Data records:
++++++++

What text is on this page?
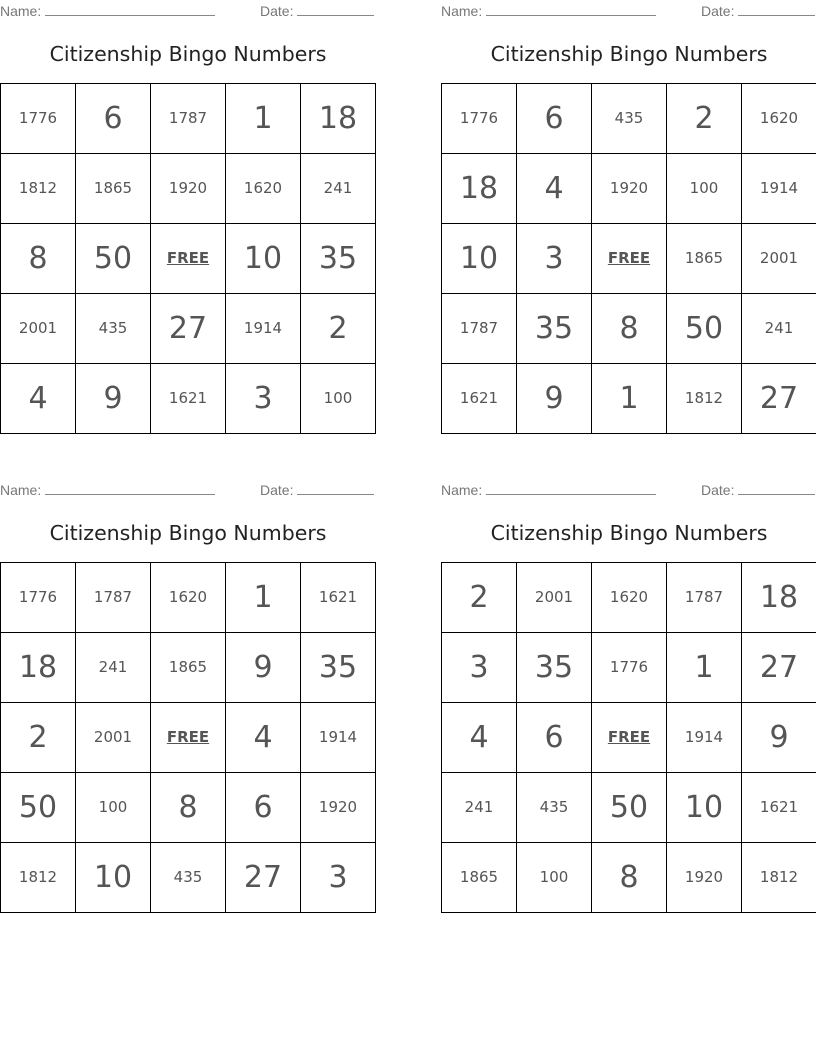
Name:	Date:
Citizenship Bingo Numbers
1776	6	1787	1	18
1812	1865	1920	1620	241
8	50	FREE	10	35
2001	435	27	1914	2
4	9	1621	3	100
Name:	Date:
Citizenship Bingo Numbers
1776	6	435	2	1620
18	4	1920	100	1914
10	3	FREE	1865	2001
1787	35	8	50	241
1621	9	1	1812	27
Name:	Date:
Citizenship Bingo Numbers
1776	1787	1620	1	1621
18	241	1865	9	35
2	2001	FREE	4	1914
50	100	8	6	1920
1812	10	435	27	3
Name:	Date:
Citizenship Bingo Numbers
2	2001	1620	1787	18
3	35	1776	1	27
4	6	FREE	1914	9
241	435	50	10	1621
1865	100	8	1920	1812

++++++++

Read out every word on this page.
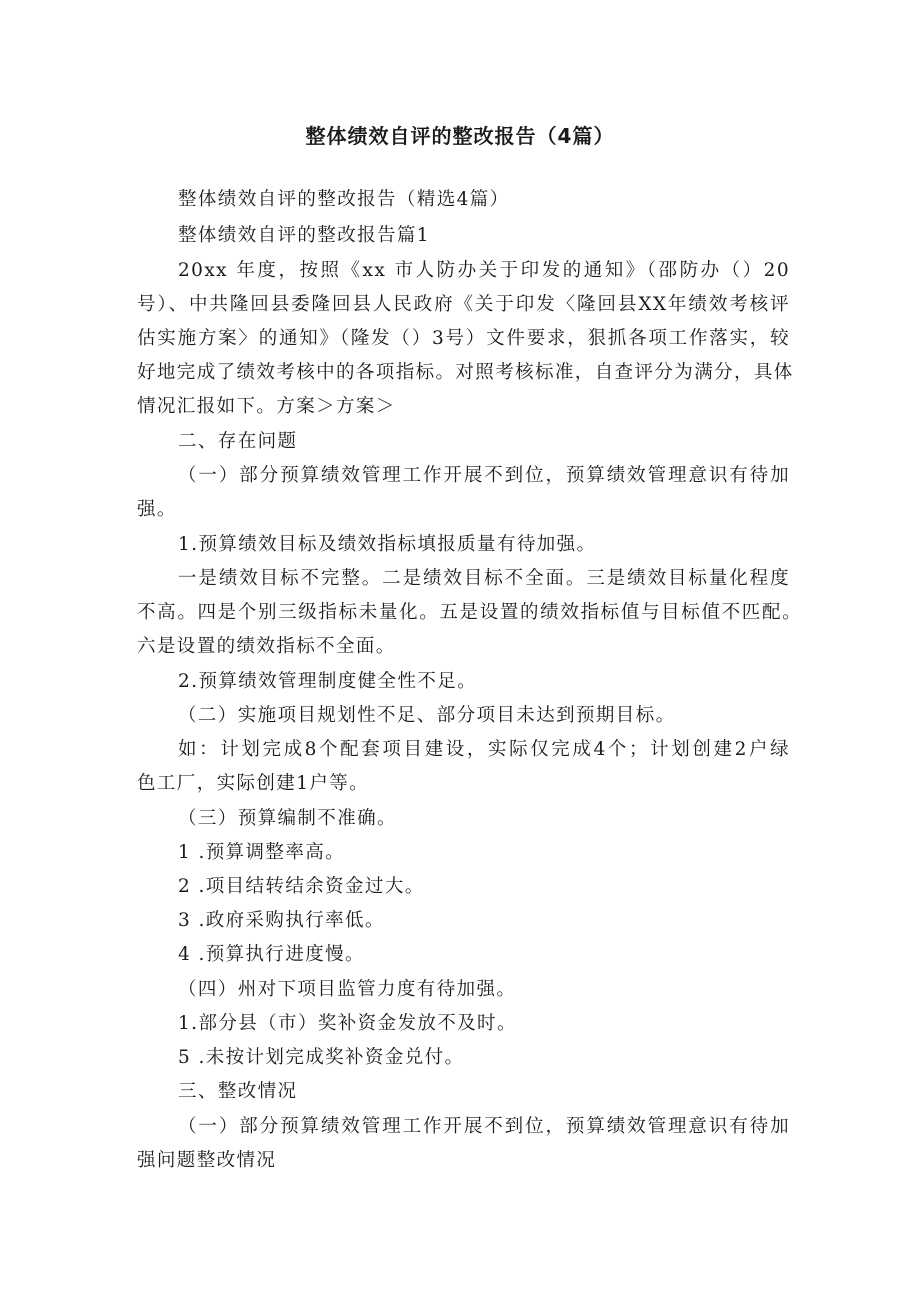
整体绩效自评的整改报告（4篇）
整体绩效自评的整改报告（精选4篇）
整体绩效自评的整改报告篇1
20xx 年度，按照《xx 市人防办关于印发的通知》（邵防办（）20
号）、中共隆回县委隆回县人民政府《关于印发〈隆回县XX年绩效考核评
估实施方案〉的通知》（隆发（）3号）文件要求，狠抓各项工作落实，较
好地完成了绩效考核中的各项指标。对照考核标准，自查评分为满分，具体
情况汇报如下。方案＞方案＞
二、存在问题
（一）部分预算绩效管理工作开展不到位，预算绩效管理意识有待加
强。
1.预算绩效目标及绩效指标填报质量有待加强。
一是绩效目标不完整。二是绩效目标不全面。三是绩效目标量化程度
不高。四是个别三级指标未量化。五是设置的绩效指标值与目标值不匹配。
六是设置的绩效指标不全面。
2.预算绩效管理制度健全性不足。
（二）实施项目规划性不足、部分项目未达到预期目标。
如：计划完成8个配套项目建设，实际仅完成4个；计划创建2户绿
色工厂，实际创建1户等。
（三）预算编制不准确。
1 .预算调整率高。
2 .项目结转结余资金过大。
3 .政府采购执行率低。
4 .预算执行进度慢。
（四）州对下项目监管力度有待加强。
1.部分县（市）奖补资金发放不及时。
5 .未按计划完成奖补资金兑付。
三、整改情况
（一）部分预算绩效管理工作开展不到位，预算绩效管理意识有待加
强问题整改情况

++++++++

Problem to solve: Copy out each line that contains the word "this".

Response:
What text is on this page?
Read out every word on this page.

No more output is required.